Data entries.
━━━━━━

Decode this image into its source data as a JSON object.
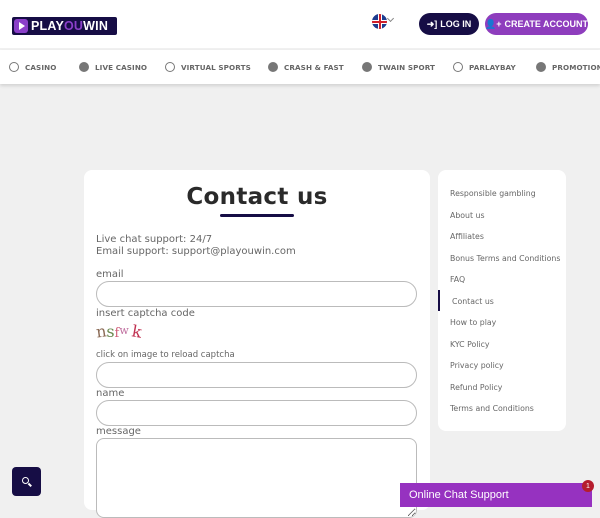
{
  "header": {
    "logo": {
      "play": "PLAY",
      "ou": "OU",
      "win": "WIN"
    },
    "language": "English (UK)",
    "login_label": "LOG IN",
    "create_account_label": "CREATE ACCOUNT"
  },
  "nav": {
    "items": [
      {
        "label": "CASINO",
        "icon": "casino-chip-icon"
      },
      {
        "label": "LIVE CASINO",
        "icon": "live-casino-icon"
      },
      {
        "label": "VIRTUAL SPORTS",
        "icon": "virtual-sports-icon"
      },
      {
        "label": "CRASH & FAST",
        "icon": "rocket-icon"
      },
      {
        "label": "TWAIN SPORT",
        "icon": "twain-sport-icon"
      },
      {
        "label": "PARLAYBAY",
        "icon": "parlaybay-icon"
      },
      {
        "label": "PROMOTIONS",
        "icon": "gift-icon"
      }
    ]
  },
  "contact": {
    "title": "Contact us",
    "live_chat": "Live chat support: 24/7",
    "email_support": "Email support: support@playouwin.com",
    "email_label": "email",
    "captcha_label": "insert captcha code",
    "captcha_chars": [
      "n",
      "s",
      "f",
      "w",
      "k"
    ],
    "captcha_hint": "click on image to reload captcha",
    "name_label": "name",
    "message_label": "message",
    "email_value": "",
    "captcha_value": "",
    "name_value": "",
    "message_value": ""
  },
  "sidebar": {
    "items": [
      {
        "label": "Responsible gambling"
      },
      {
        "label": "About us"
      },
      {
        "label": "Affiliates"
      },
      {
        "label": "Bonus Terms and Conditions"
      },
      {
        "label": "FAQ"
      },
      {
        "label": "Contact us",
        "active": true
      },
      {
        "label": "How to play"
      },
      {
        "label": "KYC Policy"
      },
      {
        "label": "Privacy policy"
      },
      {
        "label": "Refund Policy"
      },
      {
        "label": "Terms and Conditions"
      }
    ]
  },
  "chat_widget": {
    "label": "Online Chat Support",
    "badge": "1"
  },
  "colors": {
    "brand_dark": "#160d45",
    "brand_purple": "#8e3dbd",
    "chat_purple": "#9632c0",
    "badge_red": "#b51d2d"
  }
}
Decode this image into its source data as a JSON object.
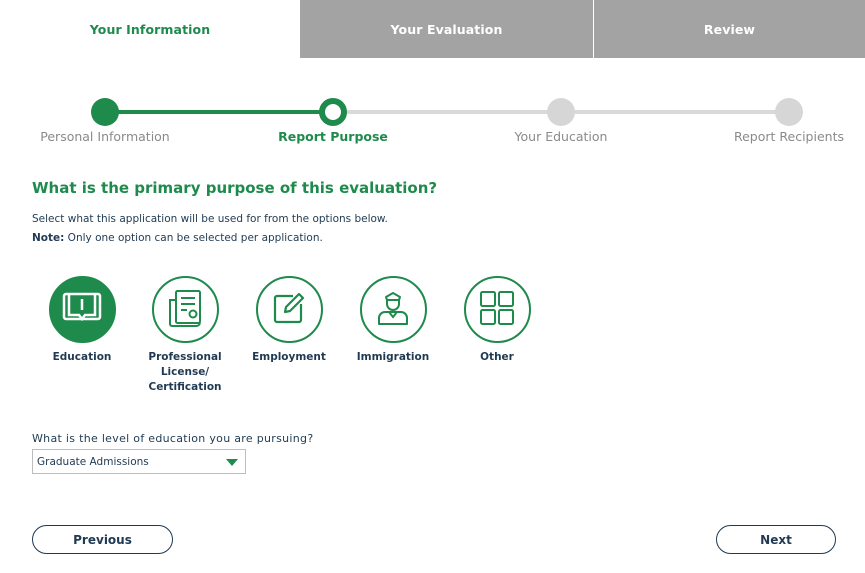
{
  "tabs": [
    {
      "label": "Your Information",
      "active": true
    },
    {
      "label": "Your Evaluation",
      "active": false
    },
    {
      "label": "Review",
      "active": false
    }
  ],
  "stepper": {
    "steps": [
      {
        "label": "Personal Information",
        "state": "done"
      },
      {
        "label": "Report Purpose",
        "state": "current"
      },
      {
        "label": "Your Education",
        "state": "todo"
      },
      {
        "label": "Report Recipients",
        "state": "todo"
      }
    ]
  },
  "question": {
    "title": "What is the primary purpose of this evaluation?",
    "instruction": "Select what this application will be used for from the options below.",
    "note_label": "Note:",
    "note_text": " Only one option can be selected per application."
  },
  "options": [
    {
      "label": "Education",
      "icon": "book-icon",
      "selected": true
    },
    {
      "label": "Professional License/ Certification",
      "icon": "certificate-icon",
      "selected": false
    },
    {
      "label": "Employment",
      "icon": "edit-icon",
      "selected": false
    },
    {
      "label": "Immigration",
      "icon": "officer-icon",
      "selected": false
    },
    {
      "label": "Other",
      "icon": "grid-icon",
      "selected": false
    }
  ],
  "education_level": {
    "question": "What is the level of education you are pursuing?",
    "selected": "Graduate Admissions"
  },
  "nav": {
    "previous_label": "Previous",
    "next_label": "Next"
  },
  "colors": {
    "accent": "#1e8b4c",
    "text": "#1f3a52",
    "inactive_tab": "#a3a3a3",
    "inactive_step": "#d6d6d6"
  }
}
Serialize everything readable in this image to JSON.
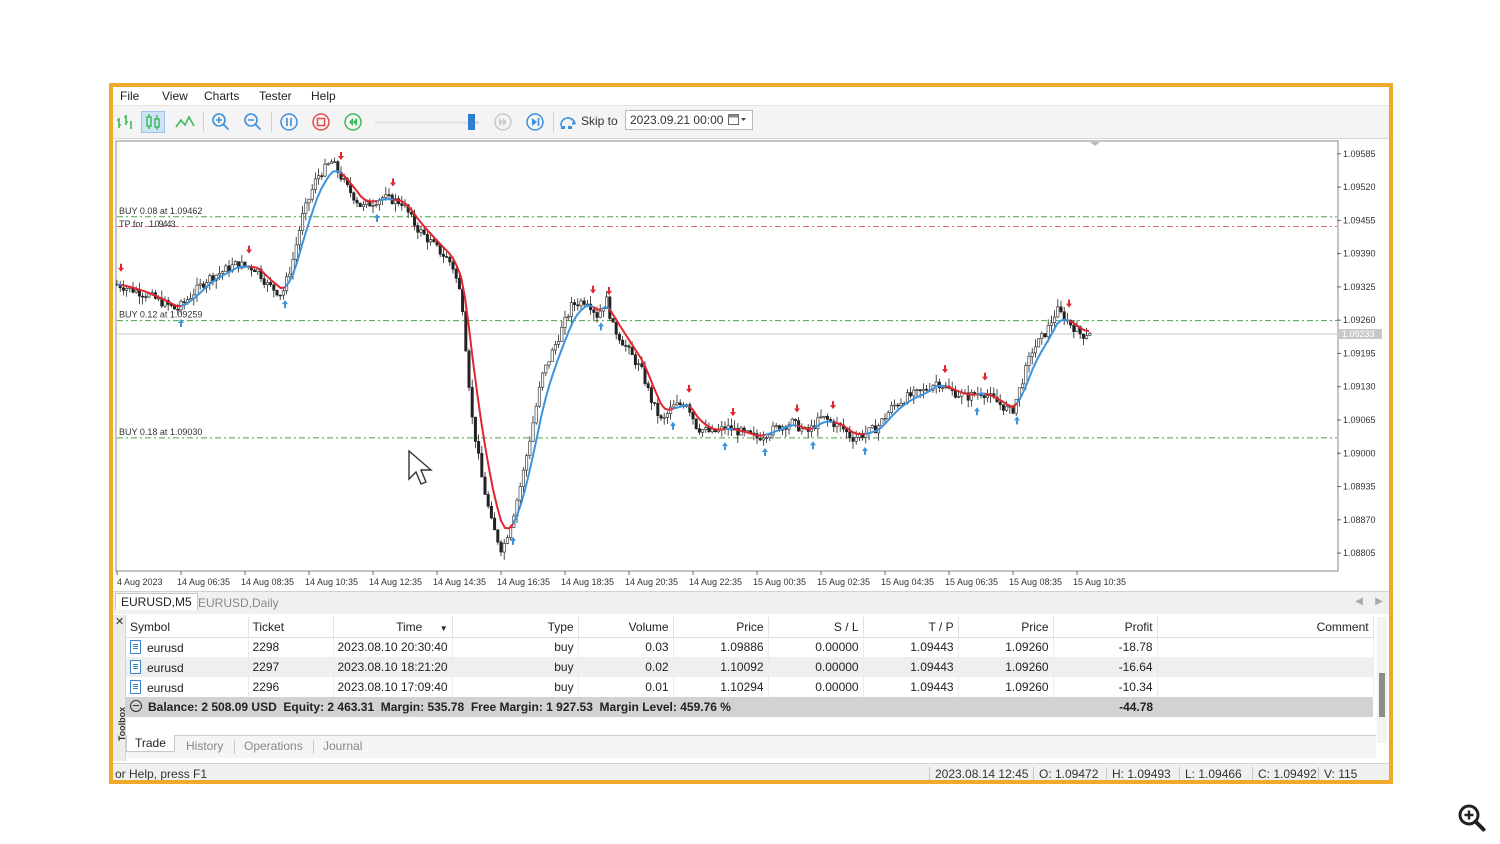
{
  "menu": [
    "File",
    "View",
    "Charts",
    "Tester",
    "Help"
  ],
  "toolbar": {
    "skip_label": "Skip to",
    "skip_value": "2023.09.21 00:00",
    "speed_level": 0.92,
    "icons": [
      "bar-chart-icon",
      "candlestick-icon",
      "line-chart-icon",
      "zoom-in-icon",
      "zoom-out-icon",
      "pause-icon",
      "stop-icon",
      "rewind-icon",
      "speed-slider",
      "step-icon",
      "skip-end-icon",
      "skip-to-icon",
      "calendar-icon"
    ],
    "colors": {
      "pause": "#3b8ee0",
      "stop": "#e24c4c",
      "rewind": "#3dbb5a"
    }
  },
  "chart_data": {
    "type": "candlestick",
    "symbol": "EURUSD,M5",
    "y_ticks": [
      "1.09585",
      "1.09520",
      "1.09455",
      "1.09390",
      "1.09325",
      "1.09260",
      "1.09195",
      "1.09130",
      "1.09065",
      "1.09000",
      "1.08935",
      "1.08870",
      "1.08805"
    ],
    "y_range": [
      1.0877,
      1.0961
    ],
    "current_price": "1.09233",
    "x_ticks": [
      "4 Aug 2023",
      "14 Aug 06:35",
      "14 Aug 08:35",
      "14 Aug 10:35",
      "14 Aug 12:35",
      "14 Aug 14:35",
      "14 Aug 16:35",
      "14 Aug 18:35",
      "14 Aug 20:35",
      "14 Aug 22:35",
      "15 Aug 00:35",
      "15 Aug 02:35",
      "15 Aug 04:35",
      "15 Aug 06:35",
      "15 Aug 08:35",
      "15 Aug 10:35"
    ],
    "price_path": [
      [
        0,
        1.0933
      ],
      [
        30,
        1.0931
      ],
      [
        60,
        1.0928
      ],
      [
        90,
        1.0934
      ],
      [
        120,
        1.0937
      ],
      [
        140,
        1.0936
      ],
      [
        150,
        1.0933
      ],
      [
        165,
        1.0931
      ],
      [
        175,
        1.0937
      ],
      [
        185,
        1.0946
      ],
      [
        200,
        1.0954
      ],
      [
        215,
        1.0957
      ],
      [
        230,
        1.0952
      ],
      [
        245,
        1.0948
      ],
      [
        265,
        1.095
      ],
      [
        285,
        1.0949
      ],
      [
        300,
        1.0944
      ],
      [
        320,
        1.094
      ],
      [
        335,
        1.0937
      ],
      [
        345,
        1.093
      ],
      [
        350,
        1.0918
      ],
      [
        355,
        1.0907
      ],
      [
        365,
        1.0895
      ],
      [
        375,
        1.0886
      ],
      [
        385,
        1.0881
      ],
      [
        395,
        1.0887
      ],
      [
        405,
        1.0895
      ],
      [
        415,
        1.0905
      ],
      [
        425,
        1.0915
      ],
      [
        440,
        1.0922
      ],
      [
        455,
        1.0929
      ],
      [
        470,
        1.093
      ],
      [
        480,
        1.0927
      ],
      [
        490,
        1.093
      ],
      [
        495,
        1.0925
      ],
      [
        505,
        1.0922
      ],
      [
        515,
        1.0919
      ],
      [
        525,
        1.0916
      ],
      [
        535,
        1.091
      ],
      [
        545,
        1.0906
      ],
      [
        555,
        1.0909
      ],
      [
        570,
        1.091
      ],
      [
        580,
        1.0905
      ],
      [
        595,
        1.0904
      ],
      [
        610,
        1.0905
      ],
      [
        625,
        1.0904
      ],
      [
        640,
        1.0903
      ],
      [
        660,
        1.0905
      ],
      [
        675,
        1.0906
      ],
      [
        690,
        1.0904
      ],
      [
        705,
        1.0907
      ],
      [
        725,
        1.0905
      ],
      [
        735,
        1.0903
      ],
      [
        750,
        1.0904
      ],
      [
        760,
        1.0905
      ],
      [
        775,
        1.0909
      ],
      [
        790,
        1.0911
      ],
      [
        805,
        1.0912
      ],
      [
        820,
        1.0914
      ],
      [
        835,
        1.0912
      ],
      [
        850,
        1.0911
      ],
      [
        865,
        1.0912
      ],
      [
        880,
        1.091
      ],
      [
        895,
        1.0908
      ],
      [
        905,
        1.0914
      ],
      [
        915,
        1.092
      ],
      [
        930,
        1.0924
      ],
      [
        940,
        1.0928
      ],
      [
        950,
        1.0926
      ],
      [
        965,
        1.0923
      ],
      [
        975,
        1.0924
      ]
    ],
    "ma_red": [
      [
        0,
        1.0931
      ],
      [
        60,
        1.0929
      ],
      [
        150,
        1.0932
      ],
      [
        175,
        1.0934
      ],
      [
        185,
        1.0942
      ],
      [
        205,
        1.0953
      ],
      [
        225,
        1.0955
      ],
      [
        240,
        1.0949
      ],
      [
        290,
        1.0949
      ],
      [
        310,
        1.0938
      ],
      [
        340,
        1.0936
      ],
      [
        348,
        1.0923
      ],
      [
        360,
        1.0905
      ],
      [
        372,
        1.0893
      ],
      [
        385,
        1.0884
      ],
      [
        398,
        1.0884
      ],
      [
        398,
        1.0884
      ]
    ],
    "ma_blue": [
      [
        0,
        1.0932
      ],
      [
        150,
        1.0932
      ],
      [
        172,
        1.0932
      ],
      [
        182,
        1.094
      ],
      [
        198,
        1.095
      ],
      [
        215,
        1.0954
      ],
      [
        232,
        1.0953
      ],
      [
        232,
        1.0953
      ]
    ],
    "lines": [
      {
        "label": "BUY 0.08 at 1.09462",
        "price": 1.09462,
        "color": "#4aa34a"
      },
      {
        "label": "BUY 0.12 at 1.09259",
        "price": 1.09259,
        "color": "#4aa34a"
      },
      {
        "label": "BUY 0.18 at 1.09030",
        "price": 1.0903,
        "color": "#4aa34a"
      },
      {
        "label": "",
        "price": 1.09443,
        "color": "#e26b6b"
      }
    ],
    "tp_label": "TP for",
    "tp_overlap": "1.09443",
    "colors": {
      "up": "#222222",
      "down": "#222222",
      "red_ma": "#e0262f",
      "blue_ma": "#3a94e0",
      "buy_arrow": "#3a94e0",
      "sell_arrow": "#e0262f"
    }
  },
  "chart_tabs": [
    "EURUSD,M5",
    "EURUSD,Daily"
  ],
  "trade_table": {
    "headers": [
      "Symbol",
      "Ticket",
      "Time",
      "Type",
      "Volume",
      "Price",
      "S / L",
      "T / P",
      "Price",
      "Profit",
      "Comment"
    ],
    "rows": [
      {
        "symbol": "eurusd",
        "ticket": "2298",
        "time": "2023.08.10 20:30:40",
        "type": "buy",
        "volume": "0.03",
        "price": "1.09886",
        "sl": "0.00000",
        "tp": "1.09443",
        "cur_price": "1.09260",
        "profit": "-18.78",
        "comment": ""
      },
      {
        "symbol": "eurusd",
        "ticket": "2297",
        "time": "2023.08.10 18:21:20",
        "type": "buy",
        "volume": "0.02",
        "price": "1.10092",
        "sl": "0.00000",
        "tp": "1.09443",
        "cur_price": "1.09260",
        "profit": "-16.64",
        "comment": ""
      },
      {
        "symbol": "eurusd",
        "ticket": "2296",
        "time": "2023.08.10 17:09:40",
        "type": "buy",
        "volume": "0.01",
        "price": "1.10294",
        "sl": "0.00000",
        "tp": "1.09443",
        "cur_price": "1.09260",
        "profit": "-10.34",
        "comment": ""
      }
    ],
    "balance_text": "Balance: 2 508.09 USD  Equity: 2 463.31  Margin: 535.78  Free Margin: 1 927.53  Margin Level: 459.76 %",
    "total_profit": "-44.78"
  },
  "toolbox_label": "Toolbox",
  "bottom_tabs": [
    "Trade",
    "History",
    "Operations",
    "Journal"
  ],
  "status": {
    "help": "or Help, press F1",
    "datetime": "2023.08.14 12:45",
    "open": "O: 1.09472",
    "high": "H: 1.09493",
    "low": "L: 1.09466",
    "close": "C: 1.09492",
    "volume": "V: 115"
  }
}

━━━━━━

Pick out and copy the lines of the entries that hold the string "options".

TASK OUTPUT.
    "instruction": "Select what this application will be used for from the options below.",
  "options": [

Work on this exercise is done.